Procedimento civile - Legittimazione - Ad Causam - Conferimento di azienda in società - Disciplina ex art. 2948 cod. civ., relativa a trasformazione di società - Applicabilità - Esclusione - Effetti - Liberazione dell'alienante dai debiti inerenti all'esercizio dell'azienda ceduta - Configurabilità - Esclusione - Limiti - Legittimazione dello stesso a contestarne l'esistenza - Sussistenza - Concorrenza della legittimazione dell'acquirente - Condizioni - Fattispecie.



In caso di conferimento di un'azienda individuale ad una società si verifica un fenomeno traslativo non soggetto alla disciplina dell'art. 2498 Cod. Civ. (concernente esclusivamente il caso di trasformazione di società da un tipo in un altro, con conseguente passaggio ipso iure dalla prima alla seconda di diritti ed obblighi), in virtù del quale, se l'alienante non è liberato dai debiti inerenti all'esercizio dell'azienda ceduta, anteriori al trasferimento - salvo che non risulti il consenso dei creditori - , permane la sua legittimazione a contestarne l'esistenza, con la quale concorre quella dell'acquirente solo ove si tratti di debiti aziendali che risultino dal libri contabili obbligatori. (Nella specie, alla stregua del principio di cui in massima, la S.C. ha confermato, sia pure correggendone la motivazione nel senso di escludere la legittimazione attiva della ricorrente, la decisione pretorile che aveva rigettato nel merito la opposizione ad ordinanza ingiunzione prefettizia emessa nei confronti di una ditta individuale, poi conferita alla opponente società a responsabilità limitata, la quale aveva dedotto la ritenuta successione "in universum ius" alla ditta in essa conferita, dolendosi della mancata notificazione nei propri confronti della ordinanza). (massima ufficiale)

Consegna a :: Secondo la massima, perché al conferimento di un'azienda individuale in una società non si applica la disciplina della trasformazione di società?

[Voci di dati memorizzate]
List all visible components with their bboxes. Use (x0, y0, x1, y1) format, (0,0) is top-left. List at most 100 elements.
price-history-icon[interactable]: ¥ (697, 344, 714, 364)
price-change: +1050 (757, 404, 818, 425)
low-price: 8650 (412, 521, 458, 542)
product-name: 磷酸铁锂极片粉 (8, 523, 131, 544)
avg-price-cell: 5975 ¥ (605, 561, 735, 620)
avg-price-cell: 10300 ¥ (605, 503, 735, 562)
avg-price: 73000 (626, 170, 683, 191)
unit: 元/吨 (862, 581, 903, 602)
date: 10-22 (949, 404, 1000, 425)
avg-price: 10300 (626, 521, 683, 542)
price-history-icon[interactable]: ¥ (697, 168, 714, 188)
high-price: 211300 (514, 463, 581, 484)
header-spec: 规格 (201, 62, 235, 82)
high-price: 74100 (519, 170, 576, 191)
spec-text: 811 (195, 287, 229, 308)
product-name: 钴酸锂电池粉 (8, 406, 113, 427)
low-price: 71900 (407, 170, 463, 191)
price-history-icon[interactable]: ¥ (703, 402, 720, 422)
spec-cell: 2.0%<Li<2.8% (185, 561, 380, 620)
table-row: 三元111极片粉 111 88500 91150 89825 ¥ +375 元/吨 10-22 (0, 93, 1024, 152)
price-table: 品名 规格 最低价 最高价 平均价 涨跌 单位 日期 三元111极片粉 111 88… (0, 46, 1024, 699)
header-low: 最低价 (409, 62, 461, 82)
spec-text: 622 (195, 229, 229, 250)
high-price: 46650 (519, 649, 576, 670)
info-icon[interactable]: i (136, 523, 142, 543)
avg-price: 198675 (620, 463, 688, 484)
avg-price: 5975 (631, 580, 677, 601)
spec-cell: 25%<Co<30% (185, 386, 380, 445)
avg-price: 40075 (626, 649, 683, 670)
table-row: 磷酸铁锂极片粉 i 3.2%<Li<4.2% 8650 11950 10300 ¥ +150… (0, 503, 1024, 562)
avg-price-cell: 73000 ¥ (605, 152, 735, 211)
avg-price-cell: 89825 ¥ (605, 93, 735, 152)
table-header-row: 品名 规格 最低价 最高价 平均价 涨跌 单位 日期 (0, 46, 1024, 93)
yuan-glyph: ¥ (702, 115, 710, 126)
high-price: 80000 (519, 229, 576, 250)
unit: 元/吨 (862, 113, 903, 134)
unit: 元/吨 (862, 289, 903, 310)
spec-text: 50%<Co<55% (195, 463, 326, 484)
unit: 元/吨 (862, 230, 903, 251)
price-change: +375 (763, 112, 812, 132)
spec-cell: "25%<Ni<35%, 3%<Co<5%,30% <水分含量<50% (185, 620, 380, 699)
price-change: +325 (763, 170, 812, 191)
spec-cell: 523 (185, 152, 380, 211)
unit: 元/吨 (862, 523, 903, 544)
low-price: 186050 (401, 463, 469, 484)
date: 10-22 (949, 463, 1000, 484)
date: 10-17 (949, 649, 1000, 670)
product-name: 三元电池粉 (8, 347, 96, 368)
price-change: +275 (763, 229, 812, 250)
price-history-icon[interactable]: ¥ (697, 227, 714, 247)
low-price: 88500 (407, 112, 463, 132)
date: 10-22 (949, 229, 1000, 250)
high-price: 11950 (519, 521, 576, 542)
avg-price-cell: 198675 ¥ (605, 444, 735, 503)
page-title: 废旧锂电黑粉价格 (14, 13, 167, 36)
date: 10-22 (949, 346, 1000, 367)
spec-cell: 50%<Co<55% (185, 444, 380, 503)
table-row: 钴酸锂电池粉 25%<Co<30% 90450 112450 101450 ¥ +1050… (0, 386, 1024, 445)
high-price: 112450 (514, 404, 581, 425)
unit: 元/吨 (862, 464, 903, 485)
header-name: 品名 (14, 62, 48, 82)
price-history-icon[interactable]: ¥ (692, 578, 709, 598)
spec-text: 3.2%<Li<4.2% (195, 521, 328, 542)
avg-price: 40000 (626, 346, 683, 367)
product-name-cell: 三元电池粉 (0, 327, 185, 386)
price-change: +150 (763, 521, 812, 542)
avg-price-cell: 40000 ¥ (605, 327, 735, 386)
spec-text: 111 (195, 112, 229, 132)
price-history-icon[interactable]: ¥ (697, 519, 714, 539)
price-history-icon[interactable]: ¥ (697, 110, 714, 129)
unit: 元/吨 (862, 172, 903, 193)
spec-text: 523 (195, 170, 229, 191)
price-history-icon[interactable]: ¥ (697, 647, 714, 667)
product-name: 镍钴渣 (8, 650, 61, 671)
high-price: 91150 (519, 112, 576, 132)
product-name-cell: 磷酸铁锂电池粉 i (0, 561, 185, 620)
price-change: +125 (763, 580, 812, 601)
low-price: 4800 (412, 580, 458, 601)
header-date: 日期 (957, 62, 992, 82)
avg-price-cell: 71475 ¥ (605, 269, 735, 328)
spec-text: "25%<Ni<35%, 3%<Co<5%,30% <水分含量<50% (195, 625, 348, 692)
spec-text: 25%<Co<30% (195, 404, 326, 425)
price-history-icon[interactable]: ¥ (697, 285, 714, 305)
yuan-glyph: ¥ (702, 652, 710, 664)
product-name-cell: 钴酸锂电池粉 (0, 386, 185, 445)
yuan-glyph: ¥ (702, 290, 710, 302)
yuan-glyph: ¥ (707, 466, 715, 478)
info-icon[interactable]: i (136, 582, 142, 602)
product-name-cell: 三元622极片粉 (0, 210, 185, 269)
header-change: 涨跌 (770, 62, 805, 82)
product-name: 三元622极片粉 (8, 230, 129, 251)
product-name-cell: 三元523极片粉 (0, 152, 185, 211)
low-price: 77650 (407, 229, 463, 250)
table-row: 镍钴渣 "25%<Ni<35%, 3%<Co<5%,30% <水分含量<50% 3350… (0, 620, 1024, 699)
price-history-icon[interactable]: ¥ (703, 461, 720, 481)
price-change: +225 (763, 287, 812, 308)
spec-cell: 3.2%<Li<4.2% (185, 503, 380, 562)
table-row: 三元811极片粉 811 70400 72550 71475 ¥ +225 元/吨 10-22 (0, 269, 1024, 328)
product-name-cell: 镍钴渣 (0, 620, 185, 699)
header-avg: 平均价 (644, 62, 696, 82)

Consegna b :: Trascrivi le righe dall'inizio dei dati memorizzati fino alla riga che contiene "product-name: 磷酸铁锂极片粉 (8, 523, 131, 544)", compresa.

Risposta completa a :: Perché quella disciplina riguarda esclusivamente la trasformazione di una società da un tipo in un altro. In quel caso diritti e obblighi passano ipso iure dalla prima alla seconda. Il conferimento di un'azienda individuale è invece un fenomeno traslativo.

Risposta completa b ::
List all visible components with their bboxes. Use (x0, y0, x1, y1) format, (0,0) is top-left. List at most 100 elements.
price-history-icon[interactable]: ¥ (697, 344, 714, 364)
price-change: +1050 (757, 404, 818, 425)
low-price: 8650 (412, 521, 458, 542)
product-name: 磷酸铁锂极片粉 (8, 523, 131, 544)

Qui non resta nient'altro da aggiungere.